[start of Source data]

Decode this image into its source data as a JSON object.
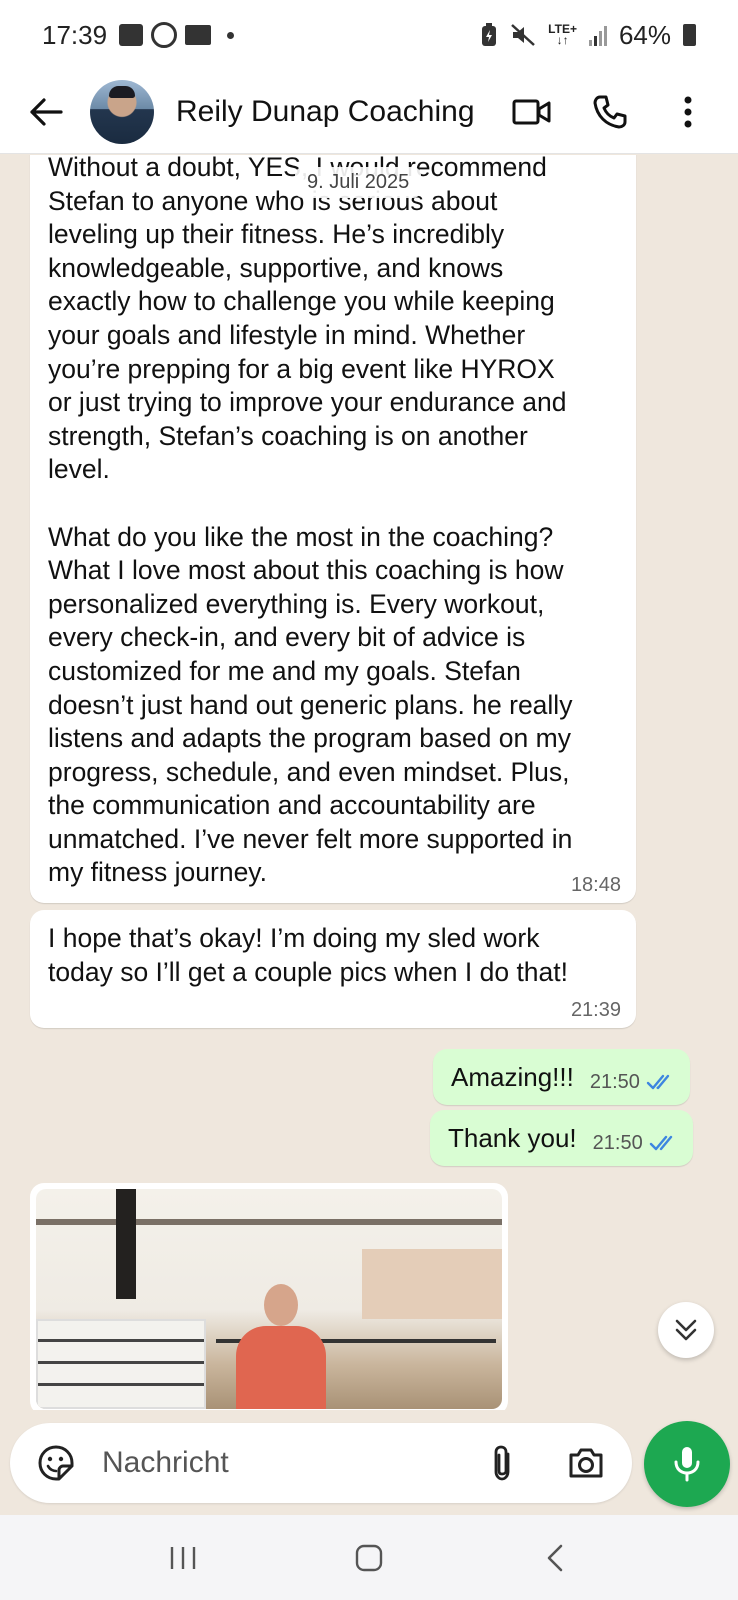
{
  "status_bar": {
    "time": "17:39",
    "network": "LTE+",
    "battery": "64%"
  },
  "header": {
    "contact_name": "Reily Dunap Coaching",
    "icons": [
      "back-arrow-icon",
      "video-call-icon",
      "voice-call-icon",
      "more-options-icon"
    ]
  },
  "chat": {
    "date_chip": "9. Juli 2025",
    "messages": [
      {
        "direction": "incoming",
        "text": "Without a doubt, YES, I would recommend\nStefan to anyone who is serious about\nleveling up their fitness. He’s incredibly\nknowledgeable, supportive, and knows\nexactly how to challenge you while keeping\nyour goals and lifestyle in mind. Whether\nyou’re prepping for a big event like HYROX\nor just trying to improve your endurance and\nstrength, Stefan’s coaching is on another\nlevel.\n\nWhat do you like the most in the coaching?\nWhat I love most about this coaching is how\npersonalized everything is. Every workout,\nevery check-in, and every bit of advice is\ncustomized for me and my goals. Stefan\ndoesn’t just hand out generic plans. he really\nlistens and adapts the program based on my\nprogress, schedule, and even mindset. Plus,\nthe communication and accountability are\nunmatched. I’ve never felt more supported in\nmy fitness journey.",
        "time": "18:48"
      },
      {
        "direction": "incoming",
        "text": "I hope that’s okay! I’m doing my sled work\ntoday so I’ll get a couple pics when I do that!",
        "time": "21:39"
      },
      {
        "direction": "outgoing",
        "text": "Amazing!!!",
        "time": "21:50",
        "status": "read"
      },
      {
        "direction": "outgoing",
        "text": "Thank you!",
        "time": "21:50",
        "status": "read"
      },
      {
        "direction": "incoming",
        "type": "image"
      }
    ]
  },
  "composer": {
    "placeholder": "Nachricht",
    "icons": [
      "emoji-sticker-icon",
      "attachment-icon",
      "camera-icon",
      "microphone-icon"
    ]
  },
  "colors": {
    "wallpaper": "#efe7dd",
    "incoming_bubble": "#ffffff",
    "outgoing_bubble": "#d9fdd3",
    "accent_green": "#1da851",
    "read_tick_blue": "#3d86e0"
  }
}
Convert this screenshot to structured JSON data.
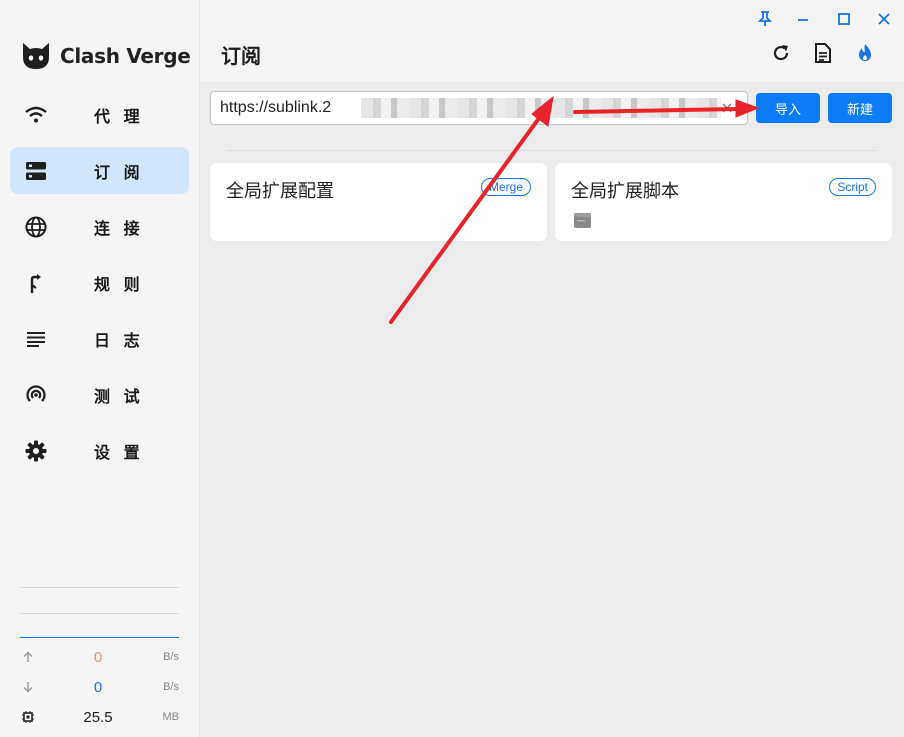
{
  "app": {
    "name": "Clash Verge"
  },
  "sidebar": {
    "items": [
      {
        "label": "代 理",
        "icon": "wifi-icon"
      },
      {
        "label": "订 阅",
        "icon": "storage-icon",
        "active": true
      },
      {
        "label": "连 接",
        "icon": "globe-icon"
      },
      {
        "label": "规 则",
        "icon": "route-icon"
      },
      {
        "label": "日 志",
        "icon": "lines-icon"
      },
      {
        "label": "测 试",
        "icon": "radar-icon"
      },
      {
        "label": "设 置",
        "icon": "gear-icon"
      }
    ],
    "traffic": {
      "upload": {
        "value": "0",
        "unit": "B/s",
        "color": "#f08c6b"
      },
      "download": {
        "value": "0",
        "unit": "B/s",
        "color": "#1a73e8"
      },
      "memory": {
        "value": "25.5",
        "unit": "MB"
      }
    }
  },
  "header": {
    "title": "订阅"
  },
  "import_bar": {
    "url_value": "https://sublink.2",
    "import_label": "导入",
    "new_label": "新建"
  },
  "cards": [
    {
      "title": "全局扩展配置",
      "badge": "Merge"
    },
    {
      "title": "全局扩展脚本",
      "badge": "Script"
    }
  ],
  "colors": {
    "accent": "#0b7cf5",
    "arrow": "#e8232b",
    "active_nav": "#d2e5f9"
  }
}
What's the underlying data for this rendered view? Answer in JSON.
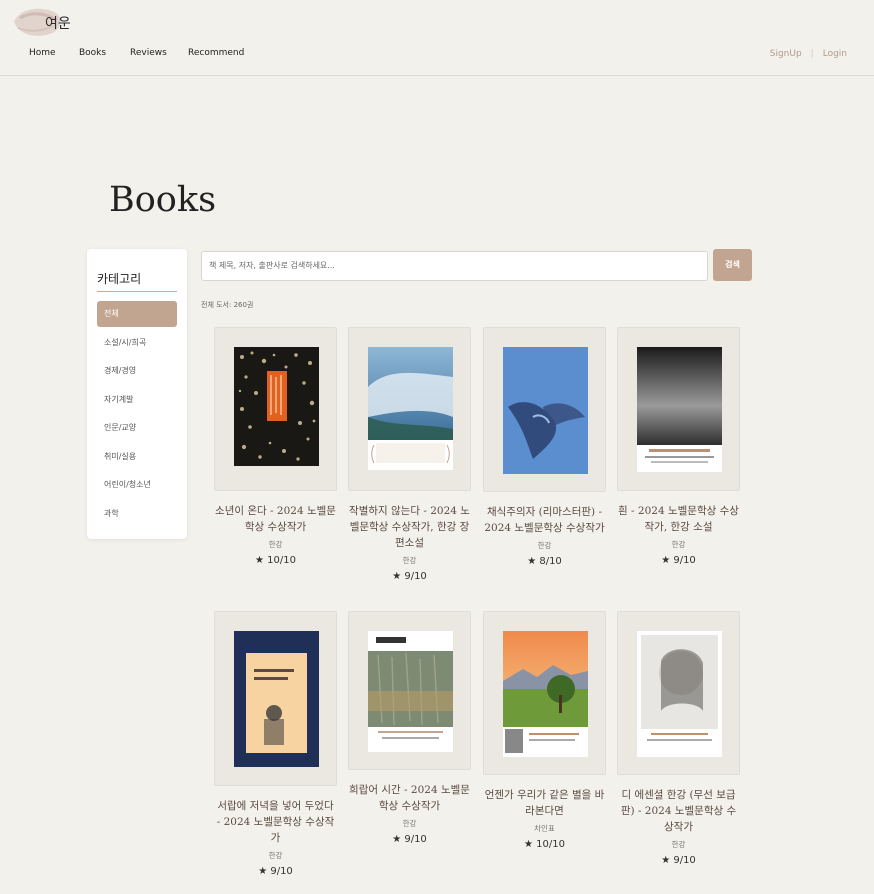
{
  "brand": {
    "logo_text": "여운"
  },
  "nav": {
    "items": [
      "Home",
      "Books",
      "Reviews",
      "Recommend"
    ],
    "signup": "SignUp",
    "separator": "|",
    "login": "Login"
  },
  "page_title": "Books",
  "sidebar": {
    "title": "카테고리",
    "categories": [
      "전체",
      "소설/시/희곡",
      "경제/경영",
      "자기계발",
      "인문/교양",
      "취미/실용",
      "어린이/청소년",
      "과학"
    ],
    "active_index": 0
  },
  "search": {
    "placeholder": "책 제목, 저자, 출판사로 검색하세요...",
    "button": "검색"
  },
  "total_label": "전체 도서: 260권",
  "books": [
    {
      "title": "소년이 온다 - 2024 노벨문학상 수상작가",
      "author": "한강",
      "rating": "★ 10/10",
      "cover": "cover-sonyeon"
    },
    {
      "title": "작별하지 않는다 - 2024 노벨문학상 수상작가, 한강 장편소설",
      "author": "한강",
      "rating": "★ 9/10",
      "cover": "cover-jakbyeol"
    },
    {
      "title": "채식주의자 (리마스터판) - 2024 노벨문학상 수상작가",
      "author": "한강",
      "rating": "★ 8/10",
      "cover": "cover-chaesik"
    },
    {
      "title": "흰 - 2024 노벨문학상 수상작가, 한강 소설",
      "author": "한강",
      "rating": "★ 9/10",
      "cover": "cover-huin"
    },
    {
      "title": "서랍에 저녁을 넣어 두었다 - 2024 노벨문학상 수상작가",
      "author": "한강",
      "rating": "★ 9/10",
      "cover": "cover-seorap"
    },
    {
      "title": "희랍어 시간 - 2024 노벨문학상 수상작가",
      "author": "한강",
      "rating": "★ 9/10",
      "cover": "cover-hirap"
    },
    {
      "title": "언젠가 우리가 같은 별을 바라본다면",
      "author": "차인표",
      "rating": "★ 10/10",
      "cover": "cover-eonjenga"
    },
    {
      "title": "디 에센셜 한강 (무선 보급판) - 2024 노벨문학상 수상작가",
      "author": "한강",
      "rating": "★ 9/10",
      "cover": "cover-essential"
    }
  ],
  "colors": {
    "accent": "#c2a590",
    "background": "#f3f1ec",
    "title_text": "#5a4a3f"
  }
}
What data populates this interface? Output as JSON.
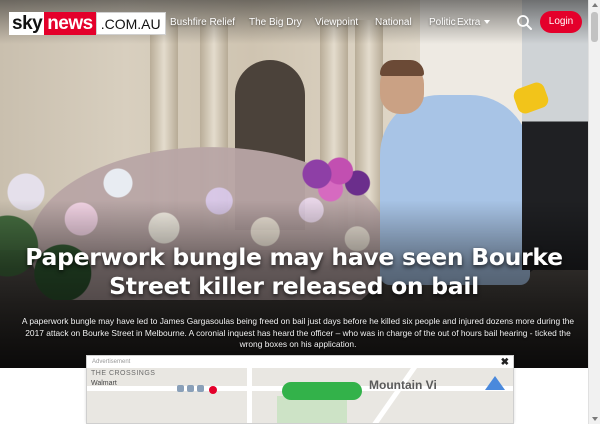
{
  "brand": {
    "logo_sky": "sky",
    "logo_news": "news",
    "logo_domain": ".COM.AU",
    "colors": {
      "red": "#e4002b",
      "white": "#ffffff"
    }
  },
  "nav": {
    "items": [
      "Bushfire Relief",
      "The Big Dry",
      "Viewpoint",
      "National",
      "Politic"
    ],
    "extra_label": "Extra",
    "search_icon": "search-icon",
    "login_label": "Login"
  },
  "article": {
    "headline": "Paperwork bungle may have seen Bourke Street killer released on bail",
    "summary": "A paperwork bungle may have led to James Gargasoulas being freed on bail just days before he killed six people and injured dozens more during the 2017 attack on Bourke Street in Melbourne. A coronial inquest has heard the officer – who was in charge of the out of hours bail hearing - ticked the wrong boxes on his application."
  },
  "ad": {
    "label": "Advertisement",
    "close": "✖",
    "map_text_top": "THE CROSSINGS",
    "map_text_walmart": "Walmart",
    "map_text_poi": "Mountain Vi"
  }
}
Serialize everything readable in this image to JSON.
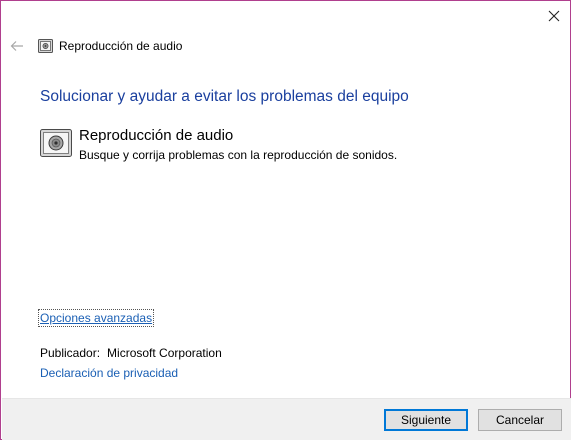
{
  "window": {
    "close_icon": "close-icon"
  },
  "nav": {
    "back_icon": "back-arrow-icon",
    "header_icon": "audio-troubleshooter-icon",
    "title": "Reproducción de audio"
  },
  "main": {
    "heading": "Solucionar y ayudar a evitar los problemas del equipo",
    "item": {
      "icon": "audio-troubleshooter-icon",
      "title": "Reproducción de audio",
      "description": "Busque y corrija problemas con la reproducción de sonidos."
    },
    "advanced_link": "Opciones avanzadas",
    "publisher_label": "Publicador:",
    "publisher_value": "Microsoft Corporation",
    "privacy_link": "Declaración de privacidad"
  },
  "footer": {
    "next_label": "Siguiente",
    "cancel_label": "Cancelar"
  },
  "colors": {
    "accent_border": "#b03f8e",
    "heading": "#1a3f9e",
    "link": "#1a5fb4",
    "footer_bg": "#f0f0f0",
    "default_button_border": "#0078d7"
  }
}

[end of Source data]

### Exercise details
Begin with the line containing "Serialize everything readable" and end with the final line of the data, printing those lines exactly and only; pictures are left out.

### Response to this exercise
Serialize everything readable in this image to JSON.
{
  "window": {
    "close_icon": "close-icon"
  },
  "nav": {
    "back_icon": "back-arrow-icon",
    "header_icon": "audio-troubleshooter-icon",
    "title": "Reproducción de audio"
  },
  "main": {
    "heading": "Solucionar y ayudar a evitar los problemas del equipo",
    "item": {
      "icon": "audio-troubleshooter-icon",
      "title": "Reproducción de audio",
      "description": "Busque y corrija problemas con la reproducción de sonidos."
    },
    "advanced_link": "Opciones avanzadas",
    "publisher_label": "Publicador:",
    "publisher_value": "Microsoft Corporation",
    "privacy_link": "Declaración de privacidad"
  },
  "footer": {
    "next_label": "Siguiente",
    "cancel_label": "Cancelar"
  },
  "colors": {
    "accent_border": "#b03f8e",
    "heading": "#1a3f9e",
    "link": "#1a5fb4",
    "footer_bg": "#f0f0f0",
    "default_button_border": "#0078d7"
  }
}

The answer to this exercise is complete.